— What this task involves —
Search the data for the string "金沙中国动态EV" and gather each line it is in.

▼

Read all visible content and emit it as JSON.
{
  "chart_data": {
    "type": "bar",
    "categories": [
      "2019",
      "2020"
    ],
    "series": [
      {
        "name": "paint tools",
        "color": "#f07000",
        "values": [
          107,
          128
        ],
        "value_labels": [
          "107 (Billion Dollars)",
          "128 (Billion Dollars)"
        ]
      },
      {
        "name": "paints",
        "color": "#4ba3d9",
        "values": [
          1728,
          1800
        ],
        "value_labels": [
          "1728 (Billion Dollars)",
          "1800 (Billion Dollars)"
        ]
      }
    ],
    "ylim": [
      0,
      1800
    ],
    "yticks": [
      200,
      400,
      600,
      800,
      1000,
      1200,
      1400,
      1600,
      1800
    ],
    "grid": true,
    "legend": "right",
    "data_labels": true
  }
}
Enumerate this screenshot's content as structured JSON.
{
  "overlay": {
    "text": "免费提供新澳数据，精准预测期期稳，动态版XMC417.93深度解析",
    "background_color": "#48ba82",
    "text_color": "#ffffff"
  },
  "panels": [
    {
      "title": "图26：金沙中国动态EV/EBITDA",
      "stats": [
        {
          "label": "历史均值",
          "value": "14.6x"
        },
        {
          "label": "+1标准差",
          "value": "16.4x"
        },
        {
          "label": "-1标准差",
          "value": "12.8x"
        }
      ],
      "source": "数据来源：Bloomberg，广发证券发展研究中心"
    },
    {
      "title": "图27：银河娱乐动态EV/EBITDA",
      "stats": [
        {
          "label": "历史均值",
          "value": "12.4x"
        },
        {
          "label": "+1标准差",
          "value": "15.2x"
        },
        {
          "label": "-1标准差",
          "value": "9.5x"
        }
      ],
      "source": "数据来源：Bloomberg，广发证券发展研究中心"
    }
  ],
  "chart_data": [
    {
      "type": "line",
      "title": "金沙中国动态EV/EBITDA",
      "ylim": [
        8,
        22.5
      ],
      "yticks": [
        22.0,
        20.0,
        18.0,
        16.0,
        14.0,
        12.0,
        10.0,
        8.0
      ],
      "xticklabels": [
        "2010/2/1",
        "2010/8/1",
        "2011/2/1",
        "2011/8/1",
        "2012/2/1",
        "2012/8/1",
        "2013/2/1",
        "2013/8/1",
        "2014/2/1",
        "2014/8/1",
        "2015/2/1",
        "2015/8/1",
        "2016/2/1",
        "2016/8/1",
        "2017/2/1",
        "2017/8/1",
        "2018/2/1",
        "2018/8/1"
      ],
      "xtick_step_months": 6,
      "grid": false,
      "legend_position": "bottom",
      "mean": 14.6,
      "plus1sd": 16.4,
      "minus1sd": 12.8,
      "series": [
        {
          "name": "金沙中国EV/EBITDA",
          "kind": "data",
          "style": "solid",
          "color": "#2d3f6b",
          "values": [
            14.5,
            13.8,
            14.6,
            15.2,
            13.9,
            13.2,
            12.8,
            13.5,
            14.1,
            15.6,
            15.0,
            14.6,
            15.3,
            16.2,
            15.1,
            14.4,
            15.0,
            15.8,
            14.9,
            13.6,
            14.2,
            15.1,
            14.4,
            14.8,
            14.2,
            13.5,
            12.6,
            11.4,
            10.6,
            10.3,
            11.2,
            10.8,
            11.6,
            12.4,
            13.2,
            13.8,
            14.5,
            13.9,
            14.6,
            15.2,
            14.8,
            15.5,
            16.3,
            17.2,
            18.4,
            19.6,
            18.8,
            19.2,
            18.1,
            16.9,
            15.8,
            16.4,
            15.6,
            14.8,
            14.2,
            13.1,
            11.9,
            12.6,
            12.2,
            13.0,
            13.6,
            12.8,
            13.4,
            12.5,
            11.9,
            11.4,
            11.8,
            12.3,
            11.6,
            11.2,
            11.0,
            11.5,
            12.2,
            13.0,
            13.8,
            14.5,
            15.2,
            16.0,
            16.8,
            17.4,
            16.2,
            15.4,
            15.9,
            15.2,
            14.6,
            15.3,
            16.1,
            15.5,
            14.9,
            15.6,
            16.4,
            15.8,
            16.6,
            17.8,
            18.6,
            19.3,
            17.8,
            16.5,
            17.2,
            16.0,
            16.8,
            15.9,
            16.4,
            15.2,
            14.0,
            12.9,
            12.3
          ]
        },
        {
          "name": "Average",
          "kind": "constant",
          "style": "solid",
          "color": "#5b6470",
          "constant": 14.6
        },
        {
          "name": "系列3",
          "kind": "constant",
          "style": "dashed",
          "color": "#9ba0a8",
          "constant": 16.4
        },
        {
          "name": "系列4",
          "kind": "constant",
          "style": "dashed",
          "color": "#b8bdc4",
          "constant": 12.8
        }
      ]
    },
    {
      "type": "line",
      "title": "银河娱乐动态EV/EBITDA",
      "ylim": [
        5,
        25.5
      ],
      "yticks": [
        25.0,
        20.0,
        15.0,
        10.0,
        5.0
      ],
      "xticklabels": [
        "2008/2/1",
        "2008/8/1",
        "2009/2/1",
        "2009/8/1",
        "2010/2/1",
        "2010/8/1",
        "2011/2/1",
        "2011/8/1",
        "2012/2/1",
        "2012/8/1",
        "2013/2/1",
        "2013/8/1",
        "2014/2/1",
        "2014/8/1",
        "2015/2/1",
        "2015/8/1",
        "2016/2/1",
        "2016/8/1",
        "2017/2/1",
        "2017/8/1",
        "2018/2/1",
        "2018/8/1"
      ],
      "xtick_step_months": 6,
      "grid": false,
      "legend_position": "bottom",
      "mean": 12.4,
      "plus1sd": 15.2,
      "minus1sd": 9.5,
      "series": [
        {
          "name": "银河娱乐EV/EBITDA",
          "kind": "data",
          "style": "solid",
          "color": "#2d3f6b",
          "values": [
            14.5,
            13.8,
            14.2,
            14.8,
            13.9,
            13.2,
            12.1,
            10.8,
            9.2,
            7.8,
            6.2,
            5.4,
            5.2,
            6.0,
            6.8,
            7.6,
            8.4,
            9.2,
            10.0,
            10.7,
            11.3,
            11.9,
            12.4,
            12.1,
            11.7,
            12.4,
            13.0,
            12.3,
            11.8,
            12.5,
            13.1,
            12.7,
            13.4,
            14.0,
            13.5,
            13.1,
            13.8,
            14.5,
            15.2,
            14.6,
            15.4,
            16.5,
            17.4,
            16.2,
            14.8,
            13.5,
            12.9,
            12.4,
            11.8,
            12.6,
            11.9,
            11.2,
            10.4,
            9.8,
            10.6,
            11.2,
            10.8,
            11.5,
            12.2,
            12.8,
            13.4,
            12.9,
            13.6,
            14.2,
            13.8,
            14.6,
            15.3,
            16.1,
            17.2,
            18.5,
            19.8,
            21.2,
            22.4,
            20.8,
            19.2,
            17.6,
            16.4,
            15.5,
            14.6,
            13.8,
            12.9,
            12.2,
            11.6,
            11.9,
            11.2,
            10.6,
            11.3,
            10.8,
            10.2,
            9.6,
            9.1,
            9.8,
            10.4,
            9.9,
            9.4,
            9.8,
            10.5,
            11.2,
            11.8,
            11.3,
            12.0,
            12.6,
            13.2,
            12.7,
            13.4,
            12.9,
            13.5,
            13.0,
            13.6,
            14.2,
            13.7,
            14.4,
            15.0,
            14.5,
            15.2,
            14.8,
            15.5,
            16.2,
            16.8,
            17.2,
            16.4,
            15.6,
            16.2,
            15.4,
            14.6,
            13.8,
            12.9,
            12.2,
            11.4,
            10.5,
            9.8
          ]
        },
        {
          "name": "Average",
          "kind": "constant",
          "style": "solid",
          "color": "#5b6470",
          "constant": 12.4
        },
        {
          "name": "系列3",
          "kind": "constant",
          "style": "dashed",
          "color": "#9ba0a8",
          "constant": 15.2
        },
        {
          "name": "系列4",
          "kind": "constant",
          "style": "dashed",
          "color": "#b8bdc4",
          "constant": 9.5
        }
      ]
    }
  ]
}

▲

— Finished exercise —
      "title": "图26：金沙中国动态EV/EBITDA",
      "title": "金沙中国动态EV/EBITDA",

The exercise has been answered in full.